%%

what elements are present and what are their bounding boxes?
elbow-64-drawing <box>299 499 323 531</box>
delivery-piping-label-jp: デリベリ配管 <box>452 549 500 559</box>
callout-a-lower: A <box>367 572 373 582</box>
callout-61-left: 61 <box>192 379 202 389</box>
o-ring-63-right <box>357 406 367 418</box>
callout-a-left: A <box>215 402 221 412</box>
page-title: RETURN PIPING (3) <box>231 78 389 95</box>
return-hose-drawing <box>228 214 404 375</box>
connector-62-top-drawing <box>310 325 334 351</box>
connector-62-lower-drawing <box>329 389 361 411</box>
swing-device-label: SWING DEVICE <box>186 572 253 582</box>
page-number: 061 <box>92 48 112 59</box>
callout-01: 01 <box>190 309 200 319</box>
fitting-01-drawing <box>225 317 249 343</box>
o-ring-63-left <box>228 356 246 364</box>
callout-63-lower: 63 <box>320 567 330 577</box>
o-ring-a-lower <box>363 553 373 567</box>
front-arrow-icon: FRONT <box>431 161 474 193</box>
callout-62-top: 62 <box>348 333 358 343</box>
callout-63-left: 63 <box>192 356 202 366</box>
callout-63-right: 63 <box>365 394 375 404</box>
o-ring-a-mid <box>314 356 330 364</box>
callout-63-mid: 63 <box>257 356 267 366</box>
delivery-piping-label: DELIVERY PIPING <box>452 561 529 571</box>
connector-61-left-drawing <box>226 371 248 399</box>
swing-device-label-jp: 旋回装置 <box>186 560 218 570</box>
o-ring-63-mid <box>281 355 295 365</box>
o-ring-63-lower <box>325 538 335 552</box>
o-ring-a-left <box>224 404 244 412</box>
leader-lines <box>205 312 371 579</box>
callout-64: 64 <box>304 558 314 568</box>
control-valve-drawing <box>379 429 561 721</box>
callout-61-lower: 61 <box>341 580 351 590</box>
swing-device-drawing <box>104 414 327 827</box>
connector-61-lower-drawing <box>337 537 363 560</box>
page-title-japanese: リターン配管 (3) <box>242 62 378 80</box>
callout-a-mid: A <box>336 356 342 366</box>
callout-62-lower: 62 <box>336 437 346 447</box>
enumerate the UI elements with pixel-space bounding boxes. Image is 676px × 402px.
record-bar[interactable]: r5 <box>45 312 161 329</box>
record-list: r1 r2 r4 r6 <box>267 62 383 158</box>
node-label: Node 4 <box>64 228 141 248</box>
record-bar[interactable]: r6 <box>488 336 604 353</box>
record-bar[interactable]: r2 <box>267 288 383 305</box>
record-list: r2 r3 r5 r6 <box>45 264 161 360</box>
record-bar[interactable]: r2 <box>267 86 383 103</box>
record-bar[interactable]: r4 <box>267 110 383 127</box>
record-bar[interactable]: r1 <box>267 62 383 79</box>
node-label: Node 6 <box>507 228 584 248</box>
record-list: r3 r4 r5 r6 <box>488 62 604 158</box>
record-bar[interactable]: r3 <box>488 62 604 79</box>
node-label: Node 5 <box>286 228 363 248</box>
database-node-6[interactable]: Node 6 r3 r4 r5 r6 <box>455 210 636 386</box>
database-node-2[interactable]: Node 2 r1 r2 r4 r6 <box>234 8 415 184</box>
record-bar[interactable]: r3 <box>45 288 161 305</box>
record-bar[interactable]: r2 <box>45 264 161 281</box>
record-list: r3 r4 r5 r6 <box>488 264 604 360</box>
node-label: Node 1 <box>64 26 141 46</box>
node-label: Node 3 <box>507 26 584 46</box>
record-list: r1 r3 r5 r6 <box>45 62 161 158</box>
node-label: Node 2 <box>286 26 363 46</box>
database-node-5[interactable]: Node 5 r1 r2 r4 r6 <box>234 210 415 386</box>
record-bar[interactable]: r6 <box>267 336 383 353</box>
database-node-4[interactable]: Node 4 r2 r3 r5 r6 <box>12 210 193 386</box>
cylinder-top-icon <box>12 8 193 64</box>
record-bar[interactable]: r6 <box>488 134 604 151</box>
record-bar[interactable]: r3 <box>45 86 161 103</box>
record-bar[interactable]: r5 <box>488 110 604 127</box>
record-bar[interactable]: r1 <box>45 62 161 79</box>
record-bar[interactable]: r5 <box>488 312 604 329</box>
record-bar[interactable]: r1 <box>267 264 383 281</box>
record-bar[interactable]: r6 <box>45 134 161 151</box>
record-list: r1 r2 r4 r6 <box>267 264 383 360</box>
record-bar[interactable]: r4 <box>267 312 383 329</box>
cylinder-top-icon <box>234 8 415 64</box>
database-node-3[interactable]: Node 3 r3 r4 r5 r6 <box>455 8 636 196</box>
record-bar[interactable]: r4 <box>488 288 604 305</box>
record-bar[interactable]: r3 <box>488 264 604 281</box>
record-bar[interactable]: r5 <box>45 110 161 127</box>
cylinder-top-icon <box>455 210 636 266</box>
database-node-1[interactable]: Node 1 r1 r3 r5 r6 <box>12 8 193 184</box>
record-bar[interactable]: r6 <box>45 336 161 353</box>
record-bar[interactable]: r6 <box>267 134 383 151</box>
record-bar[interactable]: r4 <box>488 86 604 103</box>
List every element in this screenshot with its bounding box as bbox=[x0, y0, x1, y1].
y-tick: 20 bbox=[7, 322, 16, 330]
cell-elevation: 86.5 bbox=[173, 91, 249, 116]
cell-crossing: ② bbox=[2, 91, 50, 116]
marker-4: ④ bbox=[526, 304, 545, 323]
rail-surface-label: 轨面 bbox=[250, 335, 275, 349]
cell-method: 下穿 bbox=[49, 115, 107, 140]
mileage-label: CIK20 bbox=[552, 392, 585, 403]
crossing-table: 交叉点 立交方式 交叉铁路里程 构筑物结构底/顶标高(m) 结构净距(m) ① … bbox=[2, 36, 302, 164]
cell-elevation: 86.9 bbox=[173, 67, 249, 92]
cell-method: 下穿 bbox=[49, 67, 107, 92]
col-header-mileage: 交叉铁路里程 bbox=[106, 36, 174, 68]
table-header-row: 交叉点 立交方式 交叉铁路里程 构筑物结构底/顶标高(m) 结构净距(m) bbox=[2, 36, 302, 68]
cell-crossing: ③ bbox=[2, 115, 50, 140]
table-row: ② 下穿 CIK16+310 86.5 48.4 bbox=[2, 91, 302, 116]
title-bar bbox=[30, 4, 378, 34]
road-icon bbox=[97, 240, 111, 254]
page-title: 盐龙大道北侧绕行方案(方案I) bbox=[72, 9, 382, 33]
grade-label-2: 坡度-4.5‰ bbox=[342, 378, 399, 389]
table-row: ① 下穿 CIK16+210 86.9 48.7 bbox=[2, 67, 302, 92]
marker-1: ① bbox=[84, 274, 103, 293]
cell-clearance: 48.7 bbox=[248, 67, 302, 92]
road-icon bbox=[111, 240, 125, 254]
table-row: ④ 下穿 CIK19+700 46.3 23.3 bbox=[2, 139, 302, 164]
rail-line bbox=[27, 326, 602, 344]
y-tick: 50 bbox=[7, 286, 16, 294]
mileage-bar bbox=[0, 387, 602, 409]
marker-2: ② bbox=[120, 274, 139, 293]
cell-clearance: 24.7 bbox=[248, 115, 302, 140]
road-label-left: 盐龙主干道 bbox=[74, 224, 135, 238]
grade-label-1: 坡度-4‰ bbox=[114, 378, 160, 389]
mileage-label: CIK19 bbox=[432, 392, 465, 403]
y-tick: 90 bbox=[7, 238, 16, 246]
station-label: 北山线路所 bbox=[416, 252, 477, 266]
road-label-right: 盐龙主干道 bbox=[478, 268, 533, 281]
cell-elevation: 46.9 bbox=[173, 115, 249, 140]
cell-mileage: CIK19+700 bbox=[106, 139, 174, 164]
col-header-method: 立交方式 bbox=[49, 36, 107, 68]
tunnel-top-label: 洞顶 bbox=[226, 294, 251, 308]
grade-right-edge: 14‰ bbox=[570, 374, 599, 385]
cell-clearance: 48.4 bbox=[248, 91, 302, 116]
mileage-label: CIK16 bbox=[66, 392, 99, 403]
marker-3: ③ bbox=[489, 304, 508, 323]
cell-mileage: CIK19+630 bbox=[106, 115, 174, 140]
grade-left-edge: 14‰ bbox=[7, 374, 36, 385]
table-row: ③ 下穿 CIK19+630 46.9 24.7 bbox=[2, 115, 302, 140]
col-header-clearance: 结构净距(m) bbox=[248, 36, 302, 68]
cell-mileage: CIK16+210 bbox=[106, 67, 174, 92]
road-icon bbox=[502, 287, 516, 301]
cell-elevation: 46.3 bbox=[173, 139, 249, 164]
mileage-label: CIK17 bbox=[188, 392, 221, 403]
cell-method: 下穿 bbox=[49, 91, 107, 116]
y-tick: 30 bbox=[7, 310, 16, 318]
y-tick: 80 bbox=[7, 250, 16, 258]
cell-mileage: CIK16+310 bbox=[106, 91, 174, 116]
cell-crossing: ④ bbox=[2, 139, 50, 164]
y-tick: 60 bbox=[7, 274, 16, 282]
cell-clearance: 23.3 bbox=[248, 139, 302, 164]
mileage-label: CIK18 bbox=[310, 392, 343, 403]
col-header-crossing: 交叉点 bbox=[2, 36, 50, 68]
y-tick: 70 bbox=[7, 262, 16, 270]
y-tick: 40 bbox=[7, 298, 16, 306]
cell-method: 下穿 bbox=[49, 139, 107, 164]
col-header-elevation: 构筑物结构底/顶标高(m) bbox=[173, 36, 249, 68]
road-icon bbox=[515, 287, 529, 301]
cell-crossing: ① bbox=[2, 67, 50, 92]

%%

• **What this task involves**:
Print everything from the start of the listing down to the line containing "leader-lines <box>205 312 371 579</box>", including both ends, reproducing each line exactly.

• **Solution for this problem**:
what elements are present and what are their bounding boxes?
elbow-64-drawing <box>299 499 323 531</box>
delivery-piping-label-jp: デリベリ配管 <box>452 549 500 559</box>
callout-a-lower: A <box>367 572 373 582</box>
callout-61-left: 61 <box>192 379 202 389</box>
o-ring-63-right <box>357 406 367 418</box>
callout-a-left: A <box>215 402 221 412</box>
page-title: RETURN PIPING (3) <box>231 78 389 95</box>
return-hose-drawing <box>228 214 404 375</box>
connector-62-top-drawing <box>310 325 334 351</box>
connector-62-lower-drawing <box>329 389 361 411</box>
swing-device-label: SWING DEVICE <box>186 572 253 582</box>
page-number: 061 <box>92 48 112 59</box>
callout-01: 01 <box>190 309 200 319</box>
fitting-01-drawing <box>225 317 249 343</box>
o-ring-63-left <box>228 356 246 364</box>
callout-63-lower: 63 <box>320 567 330 577</box>
o-ring-a-lower <box>363 553 373 567</box>
front-arrow-icon: FRONT <box>431 161 474 193</box>
callout-62-top: 62 <box>348 333 358 343</box>
callout-63-left: 63 <box>192 356 202 366</box>
callout-63-right: 63 <box>365 394 375 404</box>
o-ring-a-mid <box>314 356 330 364</box>
callout-63-mid: 63 <box>257 356 267 366</box>
delivery-piping-label: DELIVERY PIPING <box>452 561 529 571</box>
connector-61-left-drawing <box>226 371 248 399</box>
swing-device-label-jp: 旋回装置 <box>186 560 218 570</box>
o-ring-63-mid <box>281 355 295 365</box>
o-ring-63-lower <box>325 538 335 552</box>
o-ring-a-left <box>224 404 244 412</box>
leader-lines <box>205 312 371 579</box>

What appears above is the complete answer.